** START Data rows **
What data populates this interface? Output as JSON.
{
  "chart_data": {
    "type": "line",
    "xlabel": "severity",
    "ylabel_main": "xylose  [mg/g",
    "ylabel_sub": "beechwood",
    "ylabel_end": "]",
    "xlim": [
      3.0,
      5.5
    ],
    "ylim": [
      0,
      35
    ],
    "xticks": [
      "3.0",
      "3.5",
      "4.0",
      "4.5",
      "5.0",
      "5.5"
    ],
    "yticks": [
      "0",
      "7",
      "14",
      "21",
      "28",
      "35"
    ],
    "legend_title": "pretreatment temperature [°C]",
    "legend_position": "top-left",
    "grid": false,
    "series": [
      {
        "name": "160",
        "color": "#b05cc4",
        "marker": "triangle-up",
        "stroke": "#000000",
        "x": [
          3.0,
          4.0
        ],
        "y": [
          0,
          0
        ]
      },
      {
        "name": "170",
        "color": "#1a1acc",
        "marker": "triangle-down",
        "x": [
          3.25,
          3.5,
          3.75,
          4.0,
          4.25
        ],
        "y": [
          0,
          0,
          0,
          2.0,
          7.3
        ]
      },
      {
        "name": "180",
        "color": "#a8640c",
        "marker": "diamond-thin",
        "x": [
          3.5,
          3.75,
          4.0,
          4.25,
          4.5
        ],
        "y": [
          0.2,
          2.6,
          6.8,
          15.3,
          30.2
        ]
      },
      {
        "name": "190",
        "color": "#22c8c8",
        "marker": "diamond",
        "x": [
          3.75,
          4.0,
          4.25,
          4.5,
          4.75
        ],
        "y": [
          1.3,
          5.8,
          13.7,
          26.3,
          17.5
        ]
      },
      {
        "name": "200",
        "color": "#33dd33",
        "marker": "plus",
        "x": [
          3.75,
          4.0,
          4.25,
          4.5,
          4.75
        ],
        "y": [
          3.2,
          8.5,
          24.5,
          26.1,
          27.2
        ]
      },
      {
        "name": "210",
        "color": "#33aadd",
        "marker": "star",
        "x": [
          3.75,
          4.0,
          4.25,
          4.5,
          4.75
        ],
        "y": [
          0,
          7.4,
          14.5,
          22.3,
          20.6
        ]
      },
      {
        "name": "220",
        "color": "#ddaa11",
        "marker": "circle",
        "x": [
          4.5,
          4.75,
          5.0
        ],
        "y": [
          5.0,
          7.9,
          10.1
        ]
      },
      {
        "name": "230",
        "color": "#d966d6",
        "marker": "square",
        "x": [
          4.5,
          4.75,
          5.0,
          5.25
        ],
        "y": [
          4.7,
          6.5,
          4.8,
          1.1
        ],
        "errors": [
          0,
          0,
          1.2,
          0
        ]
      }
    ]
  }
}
** END Data rows **
Quote the data above in full, changing nothing.

**Result for this task:**
What data populates this interface? Output as JSON.
{
  "chart_data": {
    "type": "line",
    "xlabel": "severity",
    "ylabel_main": "xylose  [mg/g",
    "ylabel_sub": "beechwood",
    "ylabel_end": "]",
    "xlim": [
      3.0,
      5.5
    ],
    "ylim": [
      0,
      35
    ],
    "xticks": [
      "3.0",
      "3.5",
      "4.0",
      "4.5",
      "5.0",
      "5.5"
    ],
    "yticks": [
      "0",
      "7",
      "14",
      "21",
      "28",
      "35"
    ],
    "legend_title": "pretreatment temperature [°C]",
    "legend_position": "top-left",
    "grid": false,
    "series": [
      {
        "name": "160",
        "color": "#b05cc4",
        "marker": "triangle-up",
        "stroke": "#000000",
        "x": [
          3.0,
          4.0
        ],
        "y": [
          0,
          0
        ]
      },
      {
        "name": "170",
        "color": "#1a1acc",
        "marker": "triangle-down",
        "x": [
          3.25,
          3.5,
          3.75,
          4.0,
          4.25
        ],
        "y": [
          0,
          0,
          0,
          2.0,
          7.3
        ]
      },
      {
        "name": "180",
        "color": "#a8640c",
        "marker": "diamond-thin",
        "x": [
          3.5,
          3.75,
          4.0,
          4.25,
          4.5
        ],
        "y": [
          0.2,
          2.6,
          6.8,
          15.3,
          30.2
        ]
      },
      {
        "name": "190",
        "color": "#22c8c8",
        "marker": "diamond",
        "x": [
          3.75,
          4.0,
          4.25,
          4.5,
          4.75
        ],
        "y": [
          1.3,
          5.8,
          13.7,
          26.3,
          17.5
        ]
      },
      {
        "name": "200",
        "color": "#33dd33",
        "marker": "plus",
        "x": [
          3.75,
          4.0,
          4.25,
          4.5,
          4.75
        ],
        "y": [
          3.2,
          8.5,
          24.5,
          26.1,
          27.2
        ]
      },
      {
        "name": "210",
        "color": "#33aadd",
        "marker": "star",
        "x": [
          3.75,
          4.0,
          4.25,
          4.5,
          4.75
        ],
        "y": [
          0,
          7.4,
          14.5,
          22.3,
          20.6
        ]
      },
      {
        "name": "220",
        "color": "#ddaa11",
        "marker": "circle",
        "x": [
          4.5,
          4.75,
          5.0
        ],
        "y": [
          5.0,
          7.9,
          10.1
        ]
      },
      {
        "name": "230",
        "color": "#d966d6",
        "marker": "square",
        "x": [
          4.5,
          4.75,
          5.0,
          5.25
        ],
        "y": [
          4.7,
          6.5,
          4.8,
          1.1
        ],
        "errors": [
          0,
          0,
          1.2,
          0
        ]
      }
    ]
  }
}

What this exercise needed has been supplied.